Problem statement: Draw out every line with the word "watching" from the listing below.

Lines of data
•••
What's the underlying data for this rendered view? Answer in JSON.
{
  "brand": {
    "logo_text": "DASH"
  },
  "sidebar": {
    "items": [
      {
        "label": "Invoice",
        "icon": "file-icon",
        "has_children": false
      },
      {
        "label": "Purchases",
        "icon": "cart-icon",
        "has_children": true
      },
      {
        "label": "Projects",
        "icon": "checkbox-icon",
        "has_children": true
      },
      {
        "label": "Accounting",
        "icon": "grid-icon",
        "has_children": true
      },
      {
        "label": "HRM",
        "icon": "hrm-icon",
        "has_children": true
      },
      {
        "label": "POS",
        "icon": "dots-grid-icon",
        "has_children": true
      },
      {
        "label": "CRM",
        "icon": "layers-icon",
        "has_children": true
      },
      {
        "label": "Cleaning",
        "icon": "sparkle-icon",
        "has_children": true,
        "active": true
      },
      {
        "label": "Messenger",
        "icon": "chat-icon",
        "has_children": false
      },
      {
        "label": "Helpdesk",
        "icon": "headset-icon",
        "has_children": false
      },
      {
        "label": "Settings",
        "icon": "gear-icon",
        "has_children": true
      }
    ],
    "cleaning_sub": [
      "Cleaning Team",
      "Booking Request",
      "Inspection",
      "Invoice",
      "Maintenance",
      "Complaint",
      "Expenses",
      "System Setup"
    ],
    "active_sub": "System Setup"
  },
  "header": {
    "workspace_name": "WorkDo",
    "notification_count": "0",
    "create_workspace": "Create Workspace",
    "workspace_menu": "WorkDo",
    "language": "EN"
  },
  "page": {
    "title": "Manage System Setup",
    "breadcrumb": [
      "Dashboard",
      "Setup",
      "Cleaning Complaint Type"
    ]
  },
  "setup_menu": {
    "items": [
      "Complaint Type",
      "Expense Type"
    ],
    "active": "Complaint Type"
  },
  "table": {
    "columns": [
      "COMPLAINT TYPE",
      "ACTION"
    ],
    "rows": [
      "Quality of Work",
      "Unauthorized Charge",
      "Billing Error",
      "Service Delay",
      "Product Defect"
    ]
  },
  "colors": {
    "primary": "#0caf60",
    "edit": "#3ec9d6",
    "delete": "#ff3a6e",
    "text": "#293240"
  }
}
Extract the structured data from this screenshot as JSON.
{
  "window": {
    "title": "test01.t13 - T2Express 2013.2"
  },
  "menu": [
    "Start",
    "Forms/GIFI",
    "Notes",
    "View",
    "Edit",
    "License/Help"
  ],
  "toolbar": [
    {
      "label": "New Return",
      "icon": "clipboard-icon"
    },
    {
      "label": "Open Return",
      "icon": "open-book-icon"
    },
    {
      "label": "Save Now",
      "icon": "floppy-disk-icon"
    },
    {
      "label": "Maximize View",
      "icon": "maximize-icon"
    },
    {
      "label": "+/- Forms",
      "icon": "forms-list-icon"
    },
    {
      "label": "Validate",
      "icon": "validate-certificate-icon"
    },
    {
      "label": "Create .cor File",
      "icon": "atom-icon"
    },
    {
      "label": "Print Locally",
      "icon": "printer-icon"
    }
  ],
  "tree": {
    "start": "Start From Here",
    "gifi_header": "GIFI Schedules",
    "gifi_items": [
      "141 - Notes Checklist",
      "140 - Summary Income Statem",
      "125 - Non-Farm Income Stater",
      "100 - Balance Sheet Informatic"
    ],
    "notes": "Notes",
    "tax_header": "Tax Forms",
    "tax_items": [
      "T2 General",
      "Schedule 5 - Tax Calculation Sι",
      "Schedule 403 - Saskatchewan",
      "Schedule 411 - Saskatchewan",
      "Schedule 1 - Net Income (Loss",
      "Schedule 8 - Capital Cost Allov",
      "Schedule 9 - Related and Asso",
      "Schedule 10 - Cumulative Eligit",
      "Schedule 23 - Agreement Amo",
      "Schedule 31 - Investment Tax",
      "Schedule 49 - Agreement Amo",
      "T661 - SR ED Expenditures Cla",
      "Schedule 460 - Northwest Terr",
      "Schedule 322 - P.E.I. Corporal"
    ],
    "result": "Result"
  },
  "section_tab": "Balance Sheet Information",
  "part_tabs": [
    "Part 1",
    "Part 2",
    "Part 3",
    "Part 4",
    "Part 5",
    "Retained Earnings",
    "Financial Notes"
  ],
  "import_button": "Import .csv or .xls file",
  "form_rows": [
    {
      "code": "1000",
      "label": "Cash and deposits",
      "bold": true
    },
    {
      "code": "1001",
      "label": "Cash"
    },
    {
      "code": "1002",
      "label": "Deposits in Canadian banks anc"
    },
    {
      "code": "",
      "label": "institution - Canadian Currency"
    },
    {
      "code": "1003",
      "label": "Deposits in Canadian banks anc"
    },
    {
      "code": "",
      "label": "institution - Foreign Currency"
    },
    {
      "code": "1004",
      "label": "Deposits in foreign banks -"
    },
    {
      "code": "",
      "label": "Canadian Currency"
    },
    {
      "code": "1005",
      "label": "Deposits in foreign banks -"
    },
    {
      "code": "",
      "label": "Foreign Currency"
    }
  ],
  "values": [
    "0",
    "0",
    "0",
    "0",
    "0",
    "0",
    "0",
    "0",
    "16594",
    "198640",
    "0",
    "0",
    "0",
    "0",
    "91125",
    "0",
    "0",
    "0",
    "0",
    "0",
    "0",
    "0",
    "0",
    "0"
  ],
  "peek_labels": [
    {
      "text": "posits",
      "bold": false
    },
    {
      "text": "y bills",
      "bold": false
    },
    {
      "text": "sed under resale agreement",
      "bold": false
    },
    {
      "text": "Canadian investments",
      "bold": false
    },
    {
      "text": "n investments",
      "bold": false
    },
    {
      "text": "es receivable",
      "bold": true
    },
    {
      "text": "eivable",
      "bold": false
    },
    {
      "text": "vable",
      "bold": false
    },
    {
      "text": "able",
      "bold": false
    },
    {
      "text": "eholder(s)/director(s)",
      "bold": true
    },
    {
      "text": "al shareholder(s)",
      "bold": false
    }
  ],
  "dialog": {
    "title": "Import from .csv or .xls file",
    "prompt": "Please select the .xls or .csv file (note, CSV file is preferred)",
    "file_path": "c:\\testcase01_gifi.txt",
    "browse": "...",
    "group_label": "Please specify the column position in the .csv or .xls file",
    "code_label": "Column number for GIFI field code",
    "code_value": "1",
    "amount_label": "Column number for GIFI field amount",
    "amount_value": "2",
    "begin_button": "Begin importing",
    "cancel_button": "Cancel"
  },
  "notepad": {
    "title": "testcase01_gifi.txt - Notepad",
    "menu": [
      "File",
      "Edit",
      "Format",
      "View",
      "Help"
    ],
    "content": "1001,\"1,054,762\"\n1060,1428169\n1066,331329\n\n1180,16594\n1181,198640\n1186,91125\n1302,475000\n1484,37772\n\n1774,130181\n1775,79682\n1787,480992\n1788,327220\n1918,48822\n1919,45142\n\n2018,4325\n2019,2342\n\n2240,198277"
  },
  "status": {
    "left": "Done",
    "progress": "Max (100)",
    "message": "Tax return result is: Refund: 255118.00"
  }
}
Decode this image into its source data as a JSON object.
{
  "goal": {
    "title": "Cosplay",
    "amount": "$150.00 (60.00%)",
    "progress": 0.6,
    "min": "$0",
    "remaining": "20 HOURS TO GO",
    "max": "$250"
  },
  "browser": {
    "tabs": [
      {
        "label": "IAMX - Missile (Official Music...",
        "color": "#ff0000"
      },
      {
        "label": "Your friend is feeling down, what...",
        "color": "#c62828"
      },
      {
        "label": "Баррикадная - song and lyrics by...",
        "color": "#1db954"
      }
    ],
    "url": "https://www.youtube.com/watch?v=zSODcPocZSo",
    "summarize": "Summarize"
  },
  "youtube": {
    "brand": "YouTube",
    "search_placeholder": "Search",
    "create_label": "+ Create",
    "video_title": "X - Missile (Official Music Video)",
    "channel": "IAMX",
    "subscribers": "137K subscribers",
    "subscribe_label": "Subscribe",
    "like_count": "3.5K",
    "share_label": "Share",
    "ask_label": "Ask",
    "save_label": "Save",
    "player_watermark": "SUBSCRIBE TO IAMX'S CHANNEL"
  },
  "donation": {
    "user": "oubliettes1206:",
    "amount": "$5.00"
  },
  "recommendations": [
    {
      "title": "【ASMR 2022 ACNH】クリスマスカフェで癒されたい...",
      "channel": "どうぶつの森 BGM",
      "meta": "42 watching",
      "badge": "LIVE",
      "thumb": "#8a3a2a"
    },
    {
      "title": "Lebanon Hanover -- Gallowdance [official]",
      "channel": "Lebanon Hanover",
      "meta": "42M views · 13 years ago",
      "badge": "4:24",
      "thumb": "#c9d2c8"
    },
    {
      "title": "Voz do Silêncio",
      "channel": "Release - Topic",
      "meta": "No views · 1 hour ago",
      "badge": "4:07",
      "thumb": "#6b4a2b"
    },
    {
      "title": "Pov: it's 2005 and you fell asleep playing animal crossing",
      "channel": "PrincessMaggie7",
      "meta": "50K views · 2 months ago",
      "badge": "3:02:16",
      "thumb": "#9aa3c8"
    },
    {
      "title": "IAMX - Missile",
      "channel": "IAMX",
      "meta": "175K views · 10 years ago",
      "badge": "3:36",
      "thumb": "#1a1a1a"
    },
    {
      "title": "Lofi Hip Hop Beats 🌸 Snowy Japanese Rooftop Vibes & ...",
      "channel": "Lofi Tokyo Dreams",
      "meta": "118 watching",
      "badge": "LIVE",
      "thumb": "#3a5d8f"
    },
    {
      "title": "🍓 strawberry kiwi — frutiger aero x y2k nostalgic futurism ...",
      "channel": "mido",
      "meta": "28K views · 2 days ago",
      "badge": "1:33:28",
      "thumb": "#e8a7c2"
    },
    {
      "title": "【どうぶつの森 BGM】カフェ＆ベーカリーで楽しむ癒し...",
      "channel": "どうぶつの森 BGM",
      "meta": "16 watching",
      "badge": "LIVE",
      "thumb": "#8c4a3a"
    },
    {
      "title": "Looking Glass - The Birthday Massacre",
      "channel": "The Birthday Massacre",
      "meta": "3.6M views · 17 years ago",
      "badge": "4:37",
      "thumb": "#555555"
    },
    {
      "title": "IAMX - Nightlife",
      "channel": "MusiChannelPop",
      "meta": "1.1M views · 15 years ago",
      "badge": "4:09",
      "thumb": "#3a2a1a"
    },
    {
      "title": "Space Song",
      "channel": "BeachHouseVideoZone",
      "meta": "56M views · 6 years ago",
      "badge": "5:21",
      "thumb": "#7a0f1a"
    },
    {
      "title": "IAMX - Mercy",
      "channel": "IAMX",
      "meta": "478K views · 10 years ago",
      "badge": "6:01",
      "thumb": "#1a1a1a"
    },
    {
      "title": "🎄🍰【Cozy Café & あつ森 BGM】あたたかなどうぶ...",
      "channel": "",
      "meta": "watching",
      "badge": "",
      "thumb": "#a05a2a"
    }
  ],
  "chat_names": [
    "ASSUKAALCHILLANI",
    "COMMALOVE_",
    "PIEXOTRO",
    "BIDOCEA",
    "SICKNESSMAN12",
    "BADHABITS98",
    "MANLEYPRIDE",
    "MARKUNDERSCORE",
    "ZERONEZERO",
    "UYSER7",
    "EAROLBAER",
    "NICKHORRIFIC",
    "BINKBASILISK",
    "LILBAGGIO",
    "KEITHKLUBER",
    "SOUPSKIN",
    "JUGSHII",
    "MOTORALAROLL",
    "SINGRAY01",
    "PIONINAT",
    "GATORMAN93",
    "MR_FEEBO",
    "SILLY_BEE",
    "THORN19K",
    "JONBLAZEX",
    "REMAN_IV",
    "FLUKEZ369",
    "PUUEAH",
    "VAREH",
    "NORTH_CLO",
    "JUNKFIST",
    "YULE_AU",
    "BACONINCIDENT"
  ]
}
•••
Solution for this task:
      "meta": "42 watching",
      "meta": "118 watching",
      "meta": "16 watching",
      "meta": "watching",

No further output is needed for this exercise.